> _The task_: Find the string "planes" and gather every line that holds it.

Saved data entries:
⁂
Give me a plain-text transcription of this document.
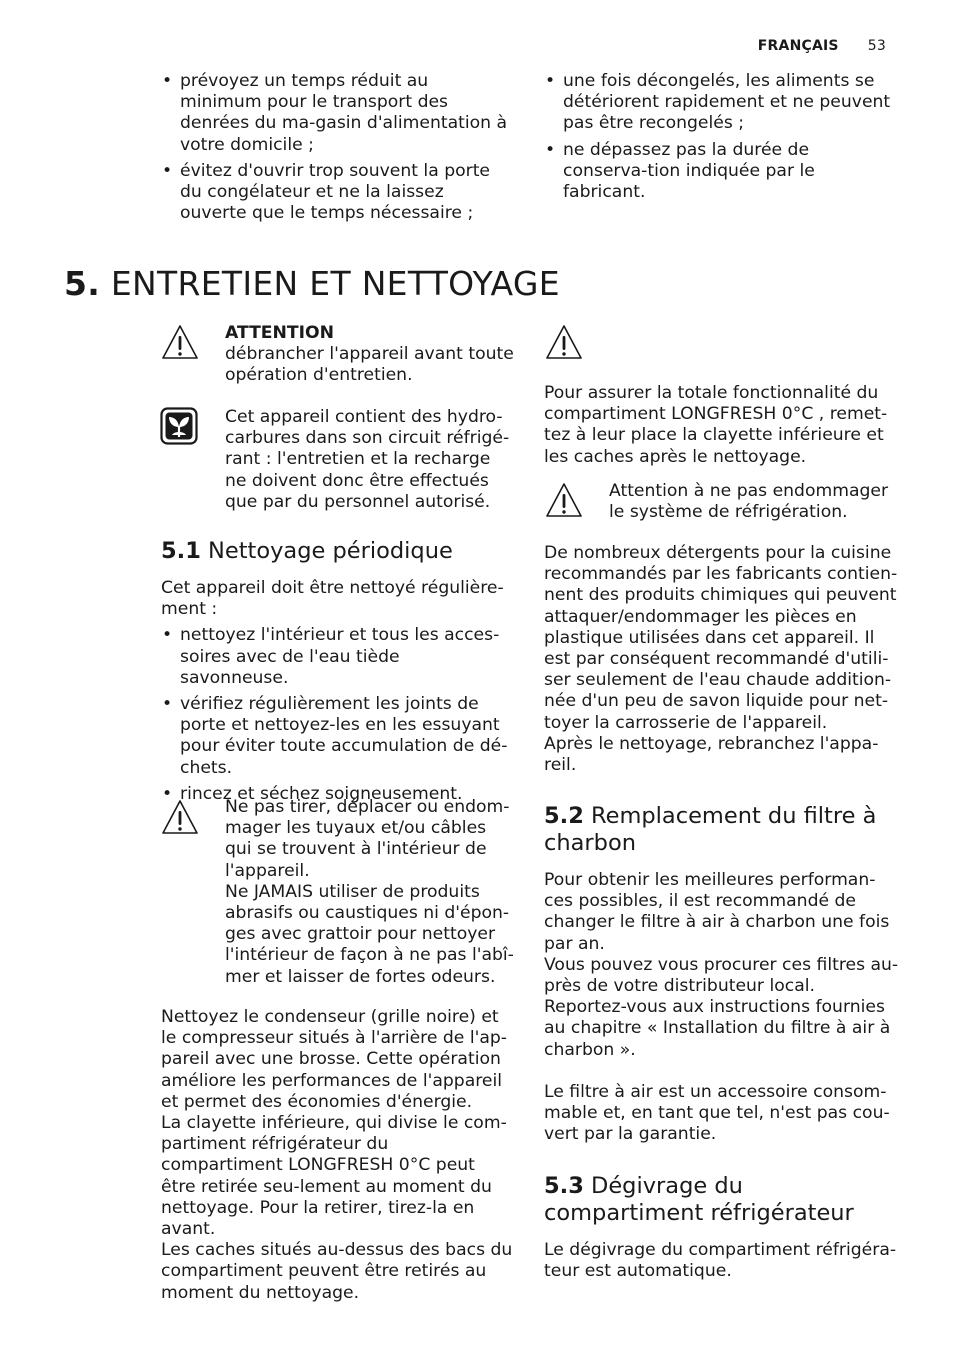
FRANÇAIS 53
• prévoyez un temps réduit au minimum pour le transport des denrées du ma-gasin d'alimentation à votre domicile ;
• évitez d'ouvrir trop souvent la porte du congélateur et ne la laissez ouverte que le temps nécessaire ;
• une fois décongelés, les aliments se détériorent rapidement et ne peuvent pas être recongelés ;
• ne dépassez pas la durée de conserva-tion indiquée par le fabricant.
5. ENTRETIEN ET NETTOYAGE
ATTENTION
débrancher l'appareil avant toute opération d'entretien.
Cet appareil contient des hydro-carbures dans son circuit réfrigé-rant : l'entretien et la recharge ne doivent donc être effectués que par du personnel autorisé.
5.1 Nettoyage périodique

Cet appareil doit être nettoyé régulière-ment :

• nettoyez l'intérieur et tous les acces-soires avec de l'eau tiède savonneuse.
• vérifiez régulièrement les joints de porte et nettoyez-les en les essuyant pour éviter toute accumulation de dé-chets.
• rincez et séchez soigneusement.
Ne pas tirer, déplacer ou endom-mager les tuyaux et/ou câbles qui se trouvent à l'intérieur de l'appareil.
Ne JAMAIS utiliser de produits abrasifs ou caustiques ni d'épon-ges avec grattoir pour nettoyer l'intérieur de façon à ne pas l'abî-mer et laisser de fortes odeurs.

Nettoyez le condenseur (grille noire) et le compresseur situés à l'arrière de l'ap-pareil avec une brosse. Cette opération améliore les performances de l'appareil et permet des économies d'énergie.

La clayette inférieure, qui divise le com-partiment réfrigérateur du compartiment LONGFRESH 0°C peut être retirée seu-lement au moment du nettoyage. Pour la retirer, tirez-la en avant.

Les caches situés au-dessus des bacs du compartiment peuvent être retirés au moment du nettoyage.

Pour assurer la totale fonctionnalité du compartiment LONGFRESH 0°C , remet-tez à leur place la clayette inférieure et les caches après le nettoyage.
Attention à ne pas endommager le système de réfrigération.

De nombreux détergents pour la cuisine recommandés par les fabricants contien-nent des produits chimiques qui peuvent attaquer/endommager les pièces en plastique utilisées dans cet appareil. Il est par conséquent recommandé d'utili-ser seulement de l'eau chaude addition-née d'un peu de savon liquide pour net-toyer la carrosserie de l'appareil.

Après le nettoyage, rebranchez l'appa-reil.

5.2 Remplacement du filtre à charbon

Pour obtenir les meilleures performan-ces possibles, il est recommandé de changer le filtre à air à charbon une fois par an.

Vous pouvez vous procurer ces filtres au-près de votre distributeur local.

Reportez-vous aux instructions fournies au chapitre « Installation du filtre à air à charbon ».

Le filtre à air est un accessoire consom-mable et, en tant que tel, n'est pas cou-vert par la garantie.

5.3 Dégivrage du compartiment réfrigérateur
Le dégivrage du compartiment réfrigéra-teur est automatique.
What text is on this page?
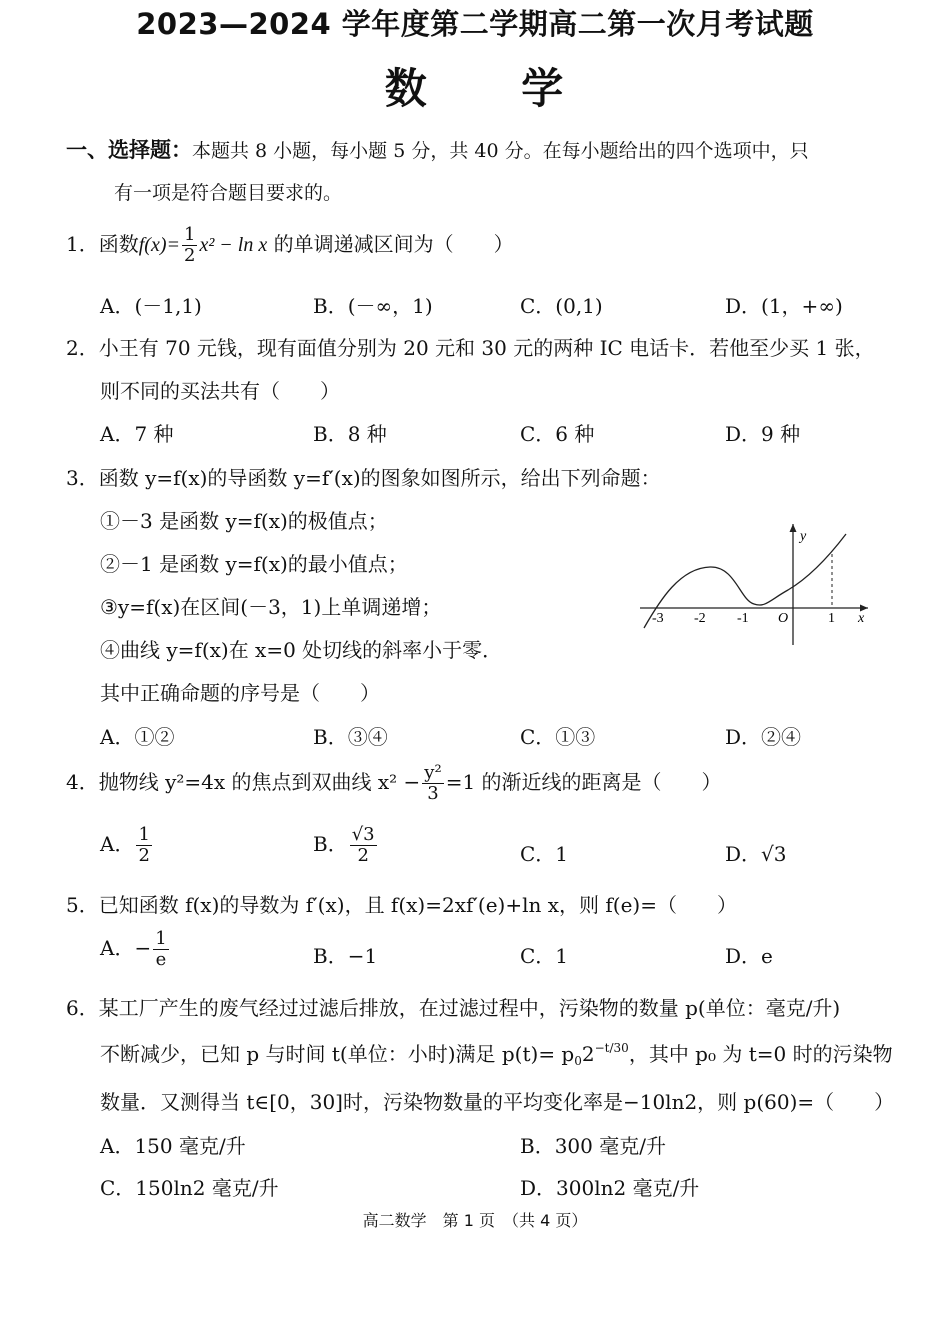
2023—2024 学年度第二学期高二第一次月考试题
数 学
一、选择题：本题共 8 小题，每小题 5 分，共 40 分。在每小题给出的四个选项中，只
有一项是符合题目要求的。
1．函数$f(x)= \frac{1}{2} x^2 - \ln x$ 的单调递减区间为（　　）
A．(－1,1)	B．(－∞，1)	C．(0,1)	D．(1，+∞)
2．小王有 70 元钱，现有面值分别为 20 元和 30 元的两种 IC 电话卡．若他至少买 1 张，
则不同的买法共有（　　）
A．7 种	B．8 种	C．6 种	D．9 种
3．函数 y=f(x)的导函数 y=f′(x)的图象如图所示，给出下列命题：
①－3 是函数 y=f(x)的极值点；
②－1 是函数 y=f(x)的最小值点；
③y=f(x)在区间(－3，1)上单调递增；
④曲线 y=f(x)在 x=0 处切线的斜率小于零．
其中正确命题的序号是（　　）
A．①②	B．③④	C．①③	D．②④
y
x
O
-3 -2 -1	1
4．抛物线 y²=4x 的焦点到双曲线 $x^2 - \frac{\text{y²}}{3} =1$ 的渐近线的距离是（　　）
A． $\frac{1}{2}$	B． $\frac{√3}{2}$	C．1	D．√3
5．已知函数 f(x)的导数为 f′(x)，且 f(x)=2xf′(e)+ln x，则 f(e)=（　　）
A．− $\frac{1}{e}$	B．−1	C．1	D．e
6．某工厂产生的废气经过过滤后排放，在过滤过程中，污染物的数量 p(单位：毫克/升)
不断减少，已知 p 与时间 t(单位：小时)满足 $p(t)= p_02^{-t/30}$，其中 p₀ 为 t=0 时的污染物
数量．又测得当 t∈[0，30]时，污染物数量的平均变化率是−10ln2，则 p(60)=（　　）
A．150 毫克/升	B．300 毫克/升
C．150ln2 毫克/升	D．300ln2 毫克/升
高二数学　第 1 页　（共 4 页）
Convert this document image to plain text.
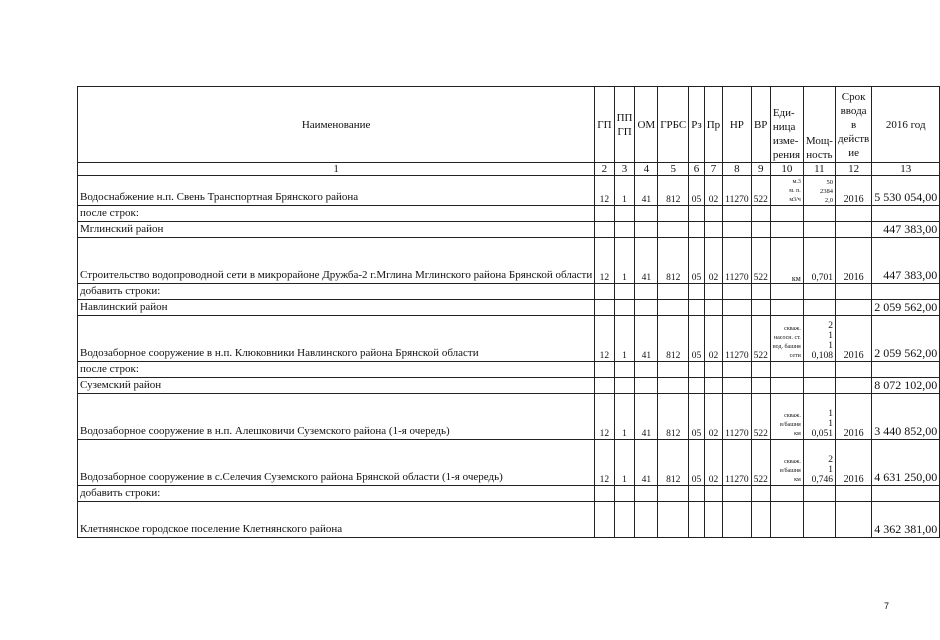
Наименование	ГП	ПП ГП	ОМ	ГРБС	Рз	Пр	НР	ВР	Еди- ница изме- рения	Мощ- ность	Срок ввода в действ ие	2016 год
1	2	3	4	5	6	7	8	9	10	11	12	13
Водоснабжение н.п. Свень Транспортная Брянского района	12	1	41	812	05	02	11270	522	м.3
м. п.
м3/ч	50
2384
2,0	2016	5 530 054,00
после строк:												
Мглинский район												447 383,00
Строительство водопроводной сети в микрорайоне Дружба-2 г.Мглина Мглинского района Брянской области	12	1	41	812	05	02	11270	522	км	0,701	2016	447 383,00
добавить строки:												
Навлинский район												2 059 562,00
Водозаборное сооружение в н.п. Клюковники Навлинского района Брянской области	12	1	41	812	05	02	11270	522	скваж.
насосн. ст.
вод. башня
сети	2
1
1
0,108	2016	2 059 562,00
после строк:												
Суземский район												8 072 102,00
Водозаборное сооружение в н.п. Алешковичи Суземского района (1-я очередь)	12	1	41	812	05	02	11270	522	скваж.
в/башня
км	1
1
0,051	2016	3 440 852,00
Водозаборное сооружение в с.Селечия Суземского района Брянской области (1-я очередь)	12	1	41	812	05	02	11270	522	скваж.
в/башня
км	2
1
0,746	2016	4 631 250,00
добавить строки:												
Клетнянское городское поселение Клетнянского района												4 362 381,00
7
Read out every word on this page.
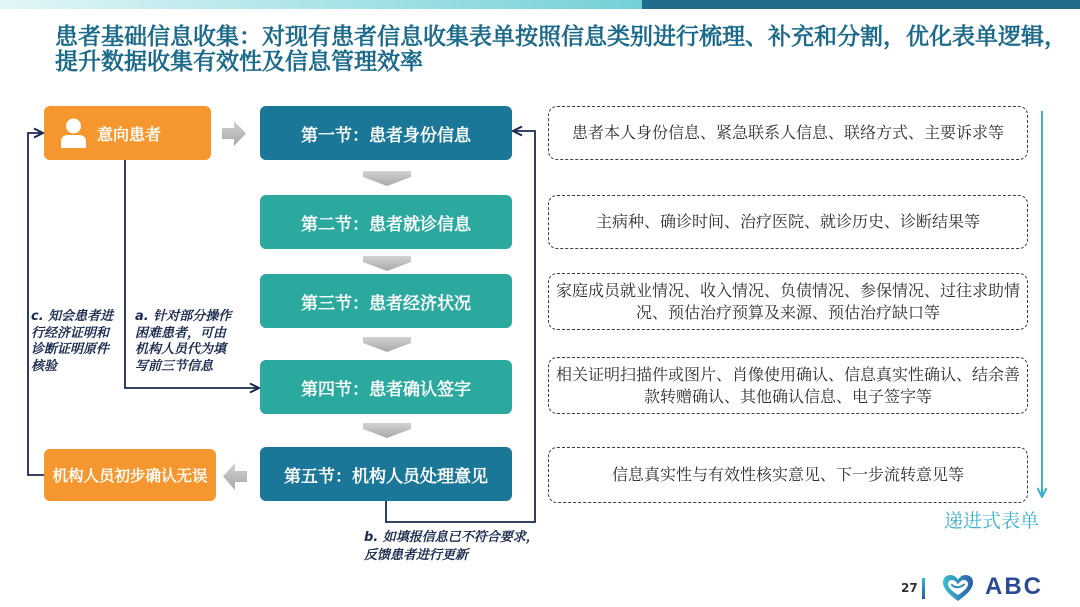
患者基础信息收集：对现有患者信息收集表单按照信息类别进行梳理、补充和分割，优化表单逻辑，
提升数据收集有效性及信息管理效率
意向患者
机构人员初步确认无误
第一节：患者身份信息
第二节：患者就诊信息
第三节：患者经济状况
第四节：患者确认签字
第五节：机构人员处理意见
患者本人身份信息、紧急联系人信息、联络方式、主要诉求等
主病种、确诊时间、治疗医院、就诊历史、诊断结果等
家庭成员就业情况、收入情况、负债情况、参保情况、过往求助情
况、预估治疗预算及来源、预估治疗缺口等
相关证明扫描件或图片、肖像使用确认、信息真实性确认、结余善
款转赠确认、其他确认信息、电子签字等
信息真实性与有效性核实意见、下一步流转意见等
c. 知会患者进
行经济证明和
诊断证明原件
核验
a. 针对部分操作
困难患者，可由
机构人员代为填
写前三节信息
b. 如填报信息已不符合要求，
反馈患者进行更新
递进式表单
27	ABC
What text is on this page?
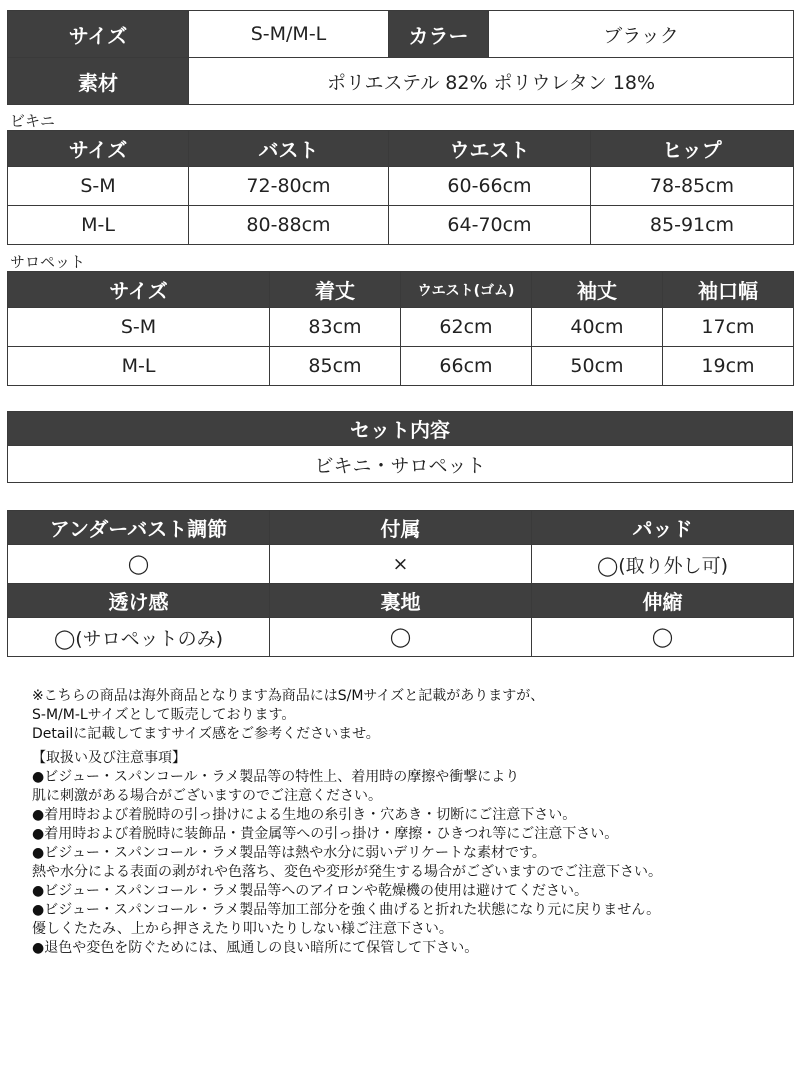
サイズ	S-M/M-L	カラー	ブラック
素材	ポリエステル 82% ポリウレタン 18%		
ビキニ
サイズ	バスト	ウエスト	ヒップ
S-M	72-80cm	60-66cm	78-85cm
M-L	80-88cm	64-70cm	85-91cm
サロペット
サイズ	着丈	ウエスト(ゴム)	袖丈	袖口幅
S-M	83cm	62cm	40cm	17cm
M-L	85cm	66cm	50cm	19cm
セット内容
ビキニ・サロペット
アンダーバスト調節	付属	パッド
◯	×	◯(取り外し可)
透け感	裏地	伸縮
◯(サロペットのみ)	◯	◯
※こちらの商品は海外商品となります為商品にはS/Mサイズと記載がありますが、
S-M/M-Lサイズとして販売しております。
Detailに記載してますサイズ感をご参考くださいませ。
【取扱い及び注意事項】
●ビジュー・スパンコール・ラメ製品等の特性上、着用時の摩擦や衝撃により
肌に刺激がある場合がございますのでご注意ください。
●着用時および着脱時の引っ掛けによる生地の糸引き・穴あき・切断にご注意下さい。
●着用時および着脱時に装飾品・貴金属等への引っ掛け・摩擦・ひきつれ等にご注意下さい。
●ビジュー・スパンコール・ラメ製品等は熱や水分に弱いデリケートな素材です。
熱や水分による表面の剥がれや色落ち、変色や変形が発生する場合がございますのでご注意下さい。
●ビジュー・スパンコール・ラメ製品等へのアイロンや乾燥機の使用は避けてください。
●ビジュー・スパンコール・ラメ製品等加工部分を強く曲げると折れた状態になり元に戻りません。
優しくたたみ、上から押さえたり叩いたりしない様ご注意下さい。
●退色や変色を防ぐためには、風通しの良い暗所にて保管して下さい。
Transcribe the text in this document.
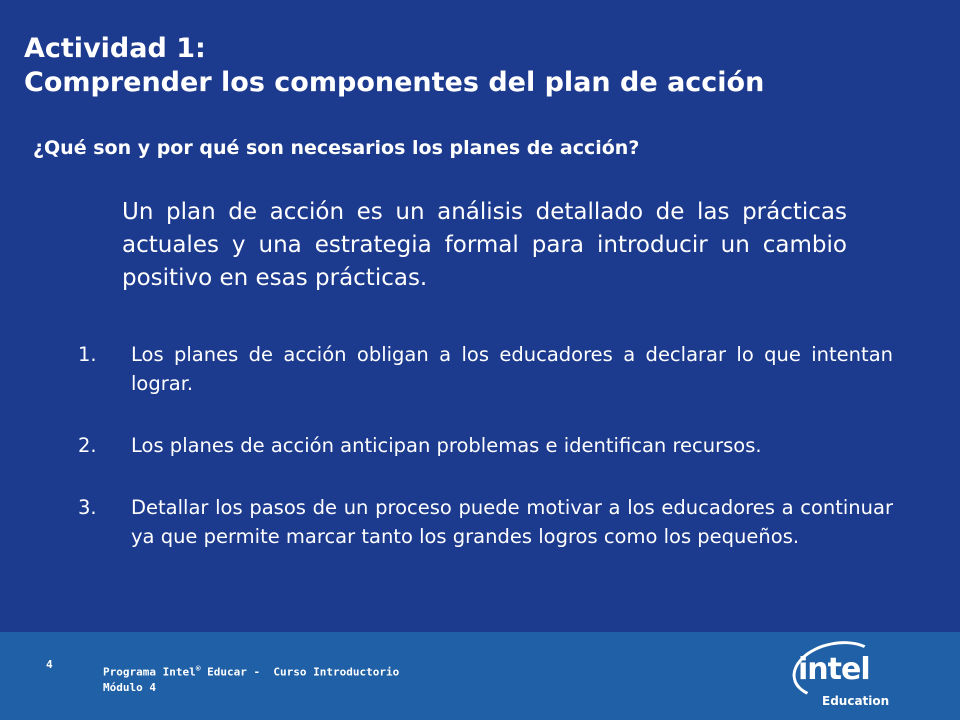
Actividad 1:
Comprender los componentes del plan de acción

¿Qué son y por qué son necesarios los planes de acción?

Un plan de acción es un análisis detallado de las prácticas actuales y una estrategia formal para introducir un cambio positivo en esas prácticas.

1. Los planes de acción obligan a los educadores a declarar lo que intentan lograr.
2. Los planes de acción anticipan problemas e identifican recursos.
3. Detallar los pasos de un proceso puede motivar a los educadores a continuar ya que permite marcar tanto los grandes logros como los pequeños.
4
Programa Intel® Educar -  Curso Introductorio
Módulo 4
intel
Education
⁂
> _The answer_:
¿Qué son y por qué son necesarios los planes de acción?
1. Los planes de acción obligan a los educadores a declarar lo que intentan lograr.
2. Los planes de acción anticipan problemas e identifican recursos.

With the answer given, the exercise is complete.